## [Objective]
Copy the entries from the line containing "- java-class-icon: C: [101, 182, 123, 212]" through the line containing "- rerun-icon[interactable]: [0, 659, 12, 677]", keeping each line identical.
* START *
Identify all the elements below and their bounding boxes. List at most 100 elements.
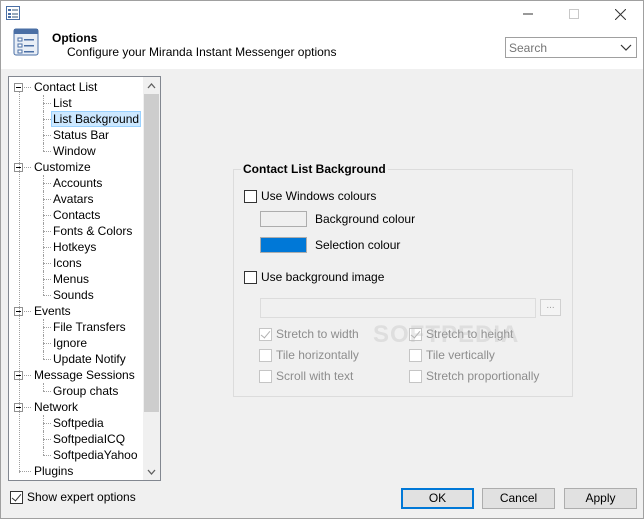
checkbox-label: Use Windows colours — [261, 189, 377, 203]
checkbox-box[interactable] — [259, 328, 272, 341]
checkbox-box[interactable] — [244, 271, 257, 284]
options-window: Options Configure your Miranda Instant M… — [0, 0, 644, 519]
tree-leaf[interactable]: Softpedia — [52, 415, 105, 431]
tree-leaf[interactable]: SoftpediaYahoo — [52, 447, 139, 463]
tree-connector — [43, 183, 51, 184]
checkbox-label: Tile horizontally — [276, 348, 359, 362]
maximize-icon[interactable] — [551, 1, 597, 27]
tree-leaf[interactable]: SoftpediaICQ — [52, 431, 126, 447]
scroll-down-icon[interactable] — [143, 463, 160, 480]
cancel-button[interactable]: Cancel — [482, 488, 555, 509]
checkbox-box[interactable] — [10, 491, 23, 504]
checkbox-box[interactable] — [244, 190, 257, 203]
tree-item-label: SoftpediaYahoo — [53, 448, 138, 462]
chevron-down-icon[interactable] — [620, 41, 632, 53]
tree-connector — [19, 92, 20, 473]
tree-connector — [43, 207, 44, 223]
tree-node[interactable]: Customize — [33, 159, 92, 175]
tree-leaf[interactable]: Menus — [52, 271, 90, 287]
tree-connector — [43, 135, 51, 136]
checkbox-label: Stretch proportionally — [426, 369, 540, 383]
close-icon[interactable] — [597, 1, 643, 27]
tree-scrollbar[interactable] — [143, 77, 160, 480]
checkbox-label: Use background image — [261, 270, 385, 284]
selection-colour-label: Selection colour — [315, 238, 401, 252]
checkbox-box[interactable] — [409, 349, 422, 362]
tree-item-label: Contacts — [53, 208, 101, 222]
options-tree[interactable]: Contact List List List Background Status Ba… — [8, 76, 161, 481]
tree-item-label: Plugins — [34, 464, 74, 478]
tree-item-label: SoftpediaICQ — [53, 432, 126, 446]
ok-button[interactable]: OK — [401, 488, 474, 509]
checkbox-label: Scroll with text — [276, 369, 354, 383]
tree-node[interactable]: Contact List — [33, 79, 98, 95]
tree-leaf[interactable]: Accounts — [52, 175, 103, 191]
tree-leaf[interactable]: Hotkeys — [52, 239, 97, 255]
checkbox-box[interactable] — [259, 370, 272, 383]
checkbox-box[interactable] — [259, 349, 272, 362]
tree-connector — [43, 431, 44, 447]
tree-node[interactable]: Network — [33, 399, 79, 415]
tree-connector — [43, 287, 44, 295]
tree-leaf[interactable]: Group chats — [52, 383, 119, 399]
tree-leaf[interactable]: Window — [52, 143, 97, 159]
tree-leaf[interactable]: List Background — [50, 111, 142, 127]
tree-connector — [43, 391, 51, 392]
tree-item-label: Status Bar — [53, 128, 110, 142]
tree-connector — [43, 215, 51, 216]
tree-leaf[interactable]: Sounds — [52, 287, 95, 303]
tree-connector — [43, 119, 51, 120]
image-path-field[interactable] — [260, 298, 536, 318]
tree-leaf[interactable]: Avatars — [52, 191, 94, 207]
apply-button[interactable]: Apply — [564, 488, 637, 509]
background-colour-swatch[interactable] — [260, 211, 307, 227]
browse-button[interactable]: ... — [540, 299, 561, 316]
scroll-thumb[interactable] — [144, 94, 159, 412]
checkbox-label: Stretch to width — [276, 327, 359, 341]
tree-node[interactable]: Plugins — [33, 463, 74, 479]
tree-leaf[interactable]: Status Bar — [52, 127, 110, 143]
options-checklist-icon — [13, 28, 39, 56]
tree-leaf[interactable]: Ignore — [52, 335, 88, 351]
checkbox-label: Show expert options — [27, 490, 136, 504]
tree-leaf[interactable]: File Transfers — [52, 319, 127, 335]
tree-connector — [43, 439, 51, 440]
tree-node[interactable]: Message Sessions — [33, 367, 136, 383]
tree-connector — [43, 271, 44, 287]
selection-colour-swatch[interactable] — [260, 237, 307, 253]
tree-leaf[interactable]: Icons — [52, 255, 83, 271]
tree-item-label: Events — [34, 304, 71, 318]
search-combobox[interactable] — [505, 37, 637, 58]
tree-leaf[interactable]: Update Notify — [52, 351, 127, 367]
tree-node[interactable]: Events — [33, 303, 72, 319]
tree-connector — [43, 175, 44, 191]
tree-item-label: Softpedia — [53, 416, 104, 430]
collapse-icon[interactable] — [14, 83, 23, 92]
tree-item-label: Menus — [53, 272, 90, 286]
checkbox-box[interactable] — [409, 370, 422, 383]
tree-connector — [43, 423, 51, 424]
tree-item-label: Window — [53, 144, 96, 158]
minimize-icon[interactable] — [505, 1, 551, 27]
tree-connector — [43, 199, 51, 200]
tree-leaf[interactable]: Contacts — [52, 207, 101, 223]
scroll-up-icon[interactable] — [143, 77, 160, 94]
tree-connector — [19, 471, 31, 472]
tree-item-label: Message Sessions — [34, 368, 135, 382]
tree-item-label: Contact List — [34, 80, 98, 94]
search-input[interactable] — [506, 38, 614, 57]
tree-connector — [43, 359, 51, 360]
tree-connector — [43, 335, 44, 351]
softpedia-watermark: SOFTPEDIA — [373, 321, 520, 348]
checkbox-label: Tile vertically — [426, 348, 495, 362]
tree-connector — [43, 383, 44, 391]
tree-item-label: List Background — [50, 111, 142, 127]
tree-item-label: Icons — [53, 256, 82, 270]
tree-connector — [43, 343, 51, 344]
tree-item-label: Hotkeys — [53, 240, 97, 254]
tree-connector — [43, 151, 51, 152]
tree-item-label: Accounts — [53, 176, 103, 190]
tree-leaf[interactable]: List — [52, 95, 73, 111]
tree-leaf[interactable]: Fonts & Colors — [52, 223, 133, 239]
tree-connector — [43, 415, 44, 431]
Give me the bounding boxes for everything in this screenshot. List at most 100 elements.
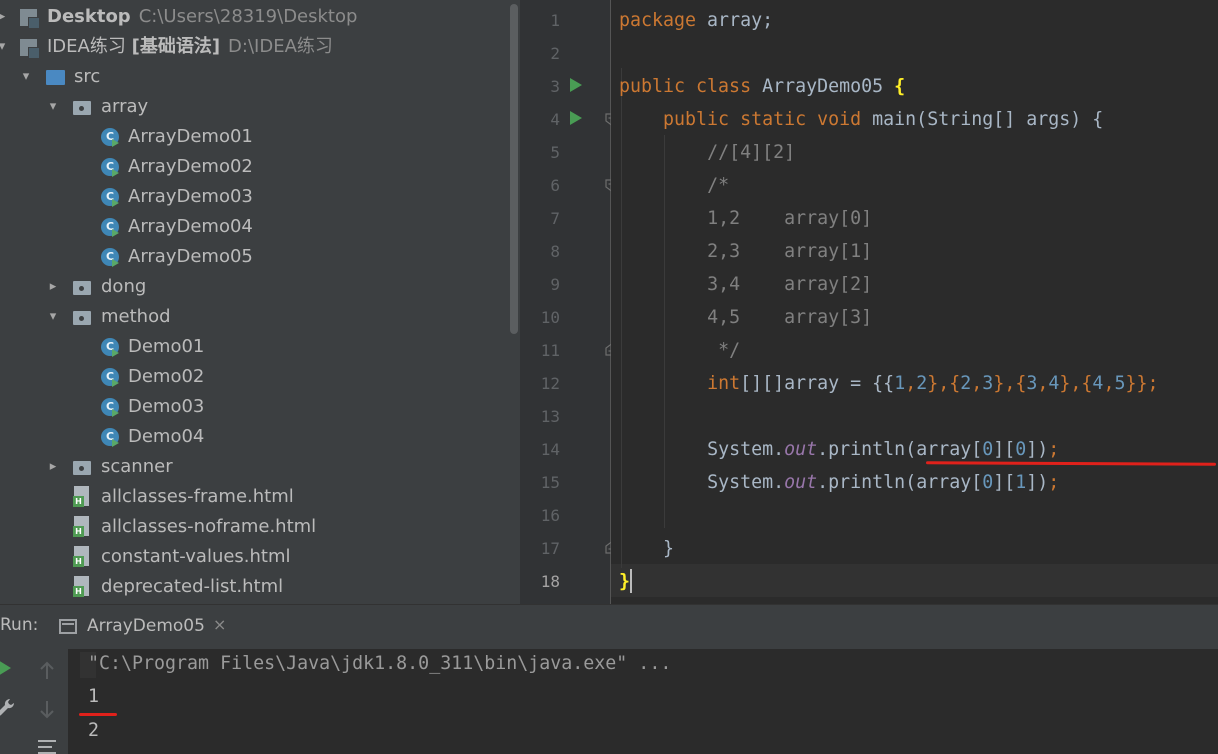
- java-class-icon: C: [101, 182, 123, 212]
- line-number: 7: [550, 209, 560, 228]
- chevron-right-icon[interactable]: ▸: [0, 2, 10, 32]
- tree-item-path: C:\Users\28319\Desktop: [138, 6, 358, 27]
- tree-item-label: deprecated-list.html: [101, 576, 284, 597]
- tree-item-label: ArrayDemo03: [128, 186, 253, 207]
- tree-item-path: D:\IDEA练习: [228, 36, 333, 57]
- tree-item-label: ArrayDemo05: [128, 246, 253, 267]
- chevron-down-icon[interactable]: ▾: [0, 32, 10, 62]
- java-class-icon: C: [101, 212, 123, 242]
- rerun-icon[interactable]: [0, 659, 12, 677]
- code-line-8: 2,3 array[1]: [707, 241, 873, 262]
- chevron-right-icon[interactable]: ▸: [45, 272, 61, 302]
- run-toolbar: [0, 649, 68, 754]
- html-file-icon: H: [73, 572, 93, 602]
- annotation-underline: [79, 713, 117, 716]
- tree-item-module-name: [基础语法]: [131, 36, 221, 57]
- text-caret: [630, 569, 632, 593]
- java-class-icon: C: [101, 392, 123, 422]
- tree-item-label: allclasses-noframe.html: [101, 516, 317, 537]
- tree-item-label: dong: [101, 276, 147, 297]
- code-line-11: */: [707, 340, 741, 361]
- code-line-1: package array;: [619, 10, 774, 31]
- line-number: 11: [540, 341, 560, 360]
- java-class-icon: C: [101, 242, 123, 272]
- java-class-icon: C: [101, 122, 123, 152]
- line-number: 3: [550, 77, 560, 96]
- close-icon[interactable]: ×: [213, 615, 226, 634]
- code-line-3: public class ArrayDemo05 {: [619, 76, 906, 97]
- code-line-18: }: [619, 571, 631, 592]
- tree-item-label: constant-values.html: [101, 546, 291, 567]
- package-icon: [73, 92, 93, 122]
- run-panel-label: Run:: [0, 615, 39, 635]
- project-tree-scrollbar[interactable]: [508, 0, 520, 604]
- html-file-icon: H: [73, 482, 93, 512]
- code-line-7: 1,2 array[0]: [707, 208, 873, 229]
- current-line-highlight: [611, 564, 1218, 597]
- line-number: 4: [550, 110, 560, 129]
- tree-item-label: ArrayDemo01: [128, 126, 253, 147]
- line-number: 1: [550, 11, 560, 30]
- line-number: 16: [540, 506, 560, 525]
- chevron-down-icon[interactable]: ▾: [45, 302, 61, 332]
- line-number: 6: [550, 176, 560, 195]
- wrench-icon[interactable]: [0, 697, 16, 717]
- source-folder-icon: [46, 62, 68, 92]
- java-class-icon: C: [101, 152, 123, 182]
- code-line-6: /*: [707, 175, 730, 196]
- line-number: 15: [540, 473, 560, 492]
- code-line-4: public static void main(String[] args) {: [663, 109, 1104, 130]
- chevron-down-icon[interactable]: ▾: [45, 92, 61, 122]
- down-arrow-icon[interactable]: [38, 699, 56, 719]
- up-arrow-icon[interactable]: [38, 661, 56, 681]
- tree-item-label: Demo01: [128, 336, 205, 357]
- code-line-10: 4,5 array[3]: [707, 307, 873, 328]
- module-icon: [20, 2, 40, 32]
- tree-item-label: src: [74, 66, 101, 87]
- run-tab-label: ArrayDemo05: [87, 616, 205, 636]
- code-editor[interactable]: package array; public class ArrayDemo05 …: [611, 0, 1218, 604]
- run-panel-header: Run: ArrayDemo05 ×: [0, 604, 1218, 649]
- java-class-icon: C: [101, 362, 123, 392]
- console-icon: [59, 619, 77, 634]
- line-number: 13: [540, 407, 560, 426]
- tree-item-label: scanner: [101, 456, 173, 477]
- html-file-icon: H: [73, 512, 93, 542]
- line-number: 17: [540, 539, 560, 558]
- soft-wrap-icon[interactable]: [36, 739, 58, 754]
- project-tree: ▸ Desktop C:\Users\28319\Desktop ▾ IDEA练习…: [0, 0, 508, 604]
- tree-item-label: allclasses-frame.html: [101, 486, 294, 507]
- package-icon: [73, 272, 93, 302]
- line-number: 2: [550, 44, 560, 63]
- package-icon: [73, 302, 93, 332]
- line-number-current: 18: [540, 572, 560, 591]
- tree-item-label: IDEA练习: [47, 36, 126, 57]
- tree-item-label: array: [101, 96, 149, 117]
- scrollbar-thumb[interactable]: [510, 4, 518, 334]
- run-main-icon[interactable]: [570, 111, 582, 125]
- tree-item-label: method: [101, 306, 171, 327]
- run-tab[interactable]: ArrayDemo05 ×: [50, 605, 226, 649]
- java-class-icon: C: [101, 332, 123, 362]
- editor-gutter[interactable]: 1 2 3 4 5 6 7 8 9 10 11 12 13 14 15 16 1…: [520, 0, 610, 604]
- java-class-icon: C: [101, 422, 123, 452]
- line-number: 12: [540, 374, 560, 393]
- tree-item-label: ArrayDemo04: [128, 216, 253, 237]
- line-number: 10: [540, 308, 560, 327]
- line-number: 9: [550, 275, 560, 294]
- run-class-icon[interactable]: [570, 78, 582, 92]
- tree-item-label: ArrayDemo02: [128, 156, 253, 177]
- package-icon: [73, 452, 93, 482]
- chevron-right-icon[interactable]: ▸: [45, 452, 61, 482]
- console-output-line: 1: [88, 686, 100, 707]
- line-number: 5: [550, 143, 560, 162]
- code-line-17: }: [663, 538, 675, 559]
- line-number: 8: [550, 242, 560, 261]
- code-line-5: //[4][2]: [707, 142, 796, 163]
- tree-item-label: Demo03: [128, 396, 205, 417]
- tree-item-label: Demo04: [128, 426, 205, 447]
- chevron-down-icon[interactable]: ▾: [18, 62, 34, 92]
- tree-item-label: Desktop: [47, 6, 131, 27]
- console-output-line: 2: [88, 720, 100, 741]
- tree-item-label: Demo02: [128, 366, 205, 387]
* END *
## [Correct answer]
- java-class-icon: C: [101, 182, 123, 212]
- line-number: 7: [550, 209, 560, 228]
- chevron-right-icon[interactable]: ▸: [0, 2, 10, 32]
- tree-item-path: C:\Users\28319\Desktop: [138, 6, 358, 27]
- tree-item-label: deprecated-list.html: [101, 576, 284, 597]
- tree-item-label: ArrayDemo03: [128, 186, 253, 207]
- tree-item-path: D:\IDEA练习: [228, 36, 333, 57]
- tree-item-label: ArrayDemo05: [128, 246, 253, 267]
- chevron-down-icon[interactable]: ▾: [0, 32, 10, 62]
- java-class-icon: C: [101, 212, 123, 242]
- rerun-icon[interactable]: [0, 659, 12, 677]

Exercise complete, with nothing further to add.